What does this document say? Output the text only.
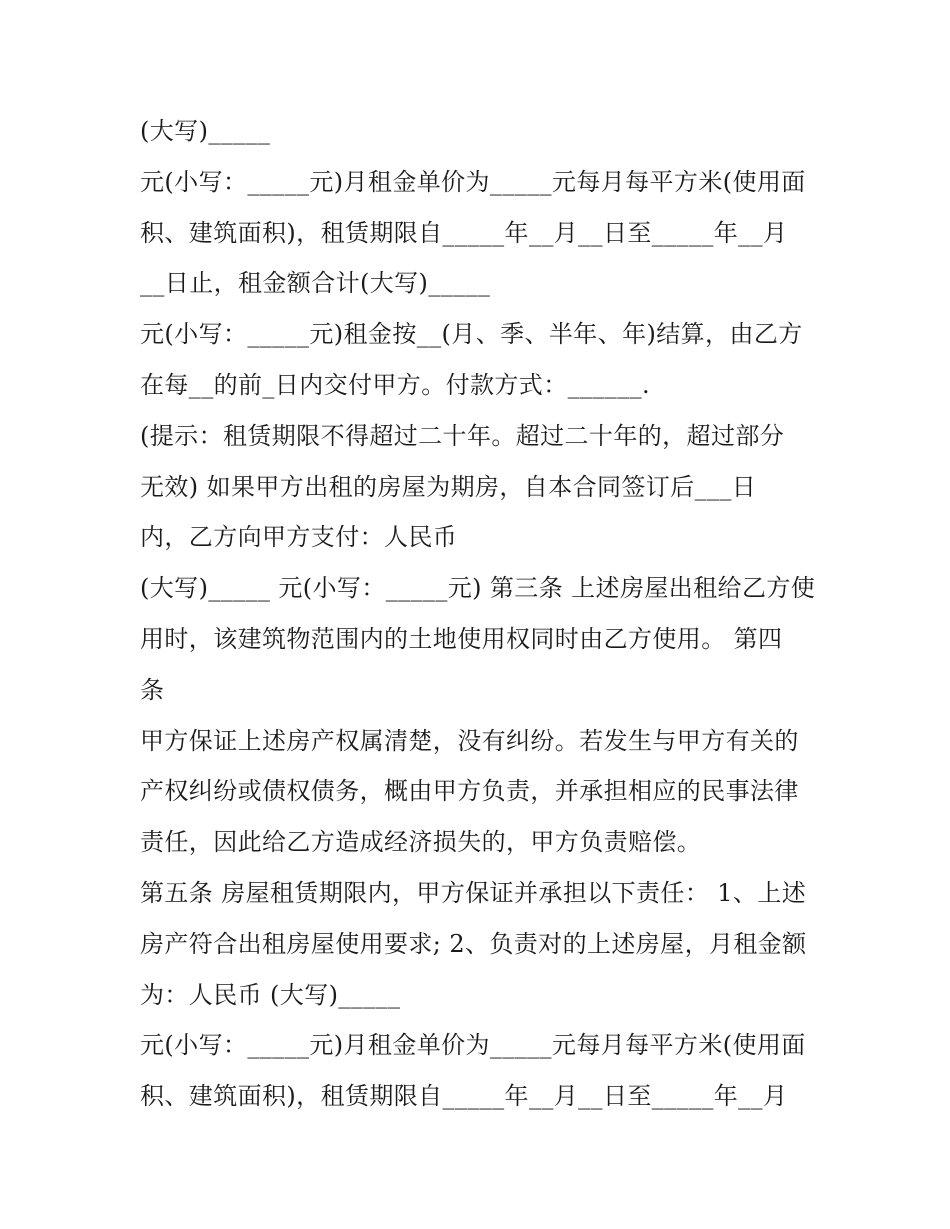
(大写)_____
元(小写：_____元)月租金单价为_____元每月每平方米(使用面
积、建筑面积)，租赁期限自_____年__月__日至_____年__月
__日止，租金额合计(大写)_____
元(小写：_____元)租金按__(月、季、半年、年)结算，由乙方
在每__的前_日内交付甲方。付款方式：______.
(提示：租赁期限不得超过二十年。超过二十年的，超过部分
无效) 如果甲方出租的房屋为期房，自本合同签订后___日
内，乙方向甲方支付：人民币
(大写)_____ 元(小写：_____元) 第三条 上述房屋出租给乙方使
用时，该建筑物范围内的土地使用权同时由乙方使用。 第四
条
甲方保证上述房产权属清楚，没有纠纷。若发生与甲方有关的
产权纠纷或债权债务，概由甲方负责，并承担相应的民事法律
责任，因此给乙方造成经济损失的，甲方负责赔偿。
第五条 房屋租赁期限内，甲方保证并承担以下责任： 1、上述
房产符合出租房屋使用要求; 2、负责对的上述房屋，月租金额
为：人民币 (大写)_____
元(小写：_____元)月租金单价为_____元每月每平方米(使用面
积、建筑面积)，租赁期限自_____年__月__日至_____年__月
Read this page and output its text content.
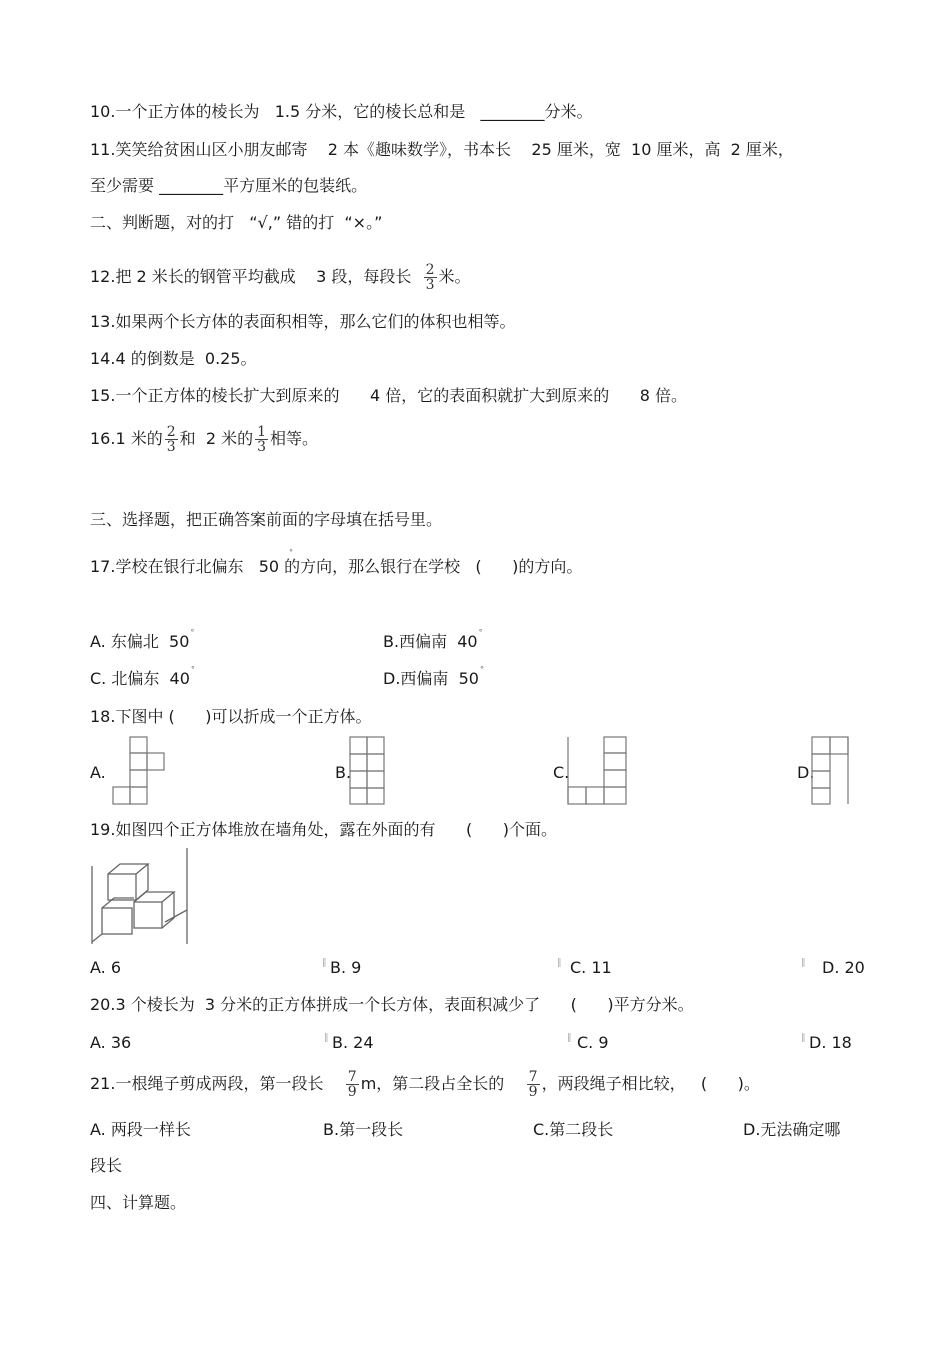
10.一个正方体的棱长为   1.5 分米，它的棱长总和是   ________分米。
11.笑笑给贫困山区小朋友邮寄    2 本《趣味数学》，书本长    25 厘米，宽  10 厘米，高  2 厘米，
至少需要 ________平方厘米的包装纸。
二、判断题，对的打   “√,” 错的打  “×。”
12.把 2 米长的钢管平均截成    3 段，每段长 $\frac{2}{3}$ 米。
13.如果两个长方体的表面积相等，那么它们的体积也相等。
14.4 的倒数是  0.25。
15.一个正方体的棱长扩大到原来的      4 倍，它的表面积就扩大到原来的      8 倍。
16.1 米的 $\frac{2}{3}$ 和  2 米的 $\frac{1}{3}$ 相等。
三、选择题，把正确答案前面的字母填在括号里。
17.学校在银行北偏东   50 的方向，那么银行在学校   (      )的方向。
°
A. 东偏北  50°	B.西偏南  40°
C. 北偏东  40°	D.西偏南  50°
18.下图中 (      )可以折成一个正方体。
A.	B.	C.	D.
19.如图四个正方体堆放在墙角处，露在外面的有      (      )个面。
A. 6	‖ B. 9	‖ C. 11	‖ D. 20
20.3 个棱长为  3 分米的正方体拼成一个长方体，表面积减少了      (      )平方分米。
A. 36	‖ B. 24	‖ C. 9	‖ D. 18
21.一根绳子剪成两段，第一段长 $\frac{7}{9}$ m，第二段占全长的 $\frac{7}{9}$ ，两段绳子相比较，   (      )。
A. 两段一样长	B.第一段长	C.第二段长	D.无法确定哪
段长
四、计算题。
━━━━━━
**To do**. Return the material exactly as given, apart from the pictures.

**Finished exercise**.
What does this document say? Output the text only.
(大写)_____
元(小写：_____元)月租金单价为_____元每月每平方米(使用面
积、建筑面积)，租赁期限自_____年__月__日至_____年__月
__日止，租金额合计(大写)_____
元(小写：_____元)租金按__(月、季、半年、年)结算，由乙方
在每__的前_日内交付甲方。付款方式：______.
(提示：租赁期限不得超过二十年。超过二十年的，超过部分
无效) 如果甲方出租的房屋为期房，自本合同签订后___日
内，乙方向甲方支付：人民币
(大写)_____ 元(小写：_____元) 第三条 上述房屋出租给乙方使
用时，该建筑物范围内的土地使用权同时由乙方使用。 第四
条
甲方保证上述房产权属清楚，没有纠纷。若发生与甲方有关的
产权纠纷或债权债务，概由甲方负责，并承担相应的民事法律
责任，因此给乙方造成经济损失的，甲方负责赔偿。
第五条 房屋租赁期限内，甲方保证并承担以下责任： 1、上述
房产符合出租房屋使用要求; 2、负责对的上述房屋，月租金额
为：人民币 (大写)_____
元(小写：_____元)月租金单价为_____元每月每平方米(使用面
积、建筑面积)，租赁期限自_____年__月__日至_____年__月
Read this page and output its text content.
10.一个正方体的棱长为   1.5 分米，它的棱长总和是   ________分米。
11.笑笑给贫困山区小朋友邮寄    2 本《趣味数学》，书本长    25 厘米，宽  10 厘米，高  2 厘米，
至少需要 ________平方厘米的包装纸。
二、判断题，对的打   “√,” 错的打  “×。”
12.把 2 米长的钢管平均截成    3 段，每段长 $\frac{2}{3}$ 米。
13.如果两个长方体的表面积相等，那么它们的体积也相等。
14.4 的倒数是  0.25。
15.一个正方体的棱长扩大到原来的      4 倍，它的表面积就扩大到原来的      8 倍。
16.1 米的 $\frac{2}{3}$ 和  2 米的 $\frac{1}{3}$ 相等。
三、选择题，把正确答案前面的字母填在括号里。
17.学校在银行北偏东   50 的方向，那么银行在学校   (      )的方向。
°
A. 东偏北  50°	B.西偏南  40°
C. 北偏东  40°	D.西偏南  50°
18.下图中 (      )可以折成一个正方体。
A.	B.	C.	D.
19.如图四个正方体堆放在墙角处，露在外面的有      (      )个面。
A. 6	‖ B. 9	‖ C. 11	‖ D. 20
20.3 个棱长为  3 分米的正方体拼成一个长方体，表面积减少了      (      )平方分米。
A. 36	‖ B. 24	‖ C. 9	‖ D. 18
21.一根绳子剪成两段，第一段长 $\frac{7}{9}$ m，第二段占全长的 $\frac{7}{9}$ ，两段绳子相比较，   (      )。
A. 两段一样长	B.第一段长	C.第二段长	D.无法确定哪
段长
四、计算题。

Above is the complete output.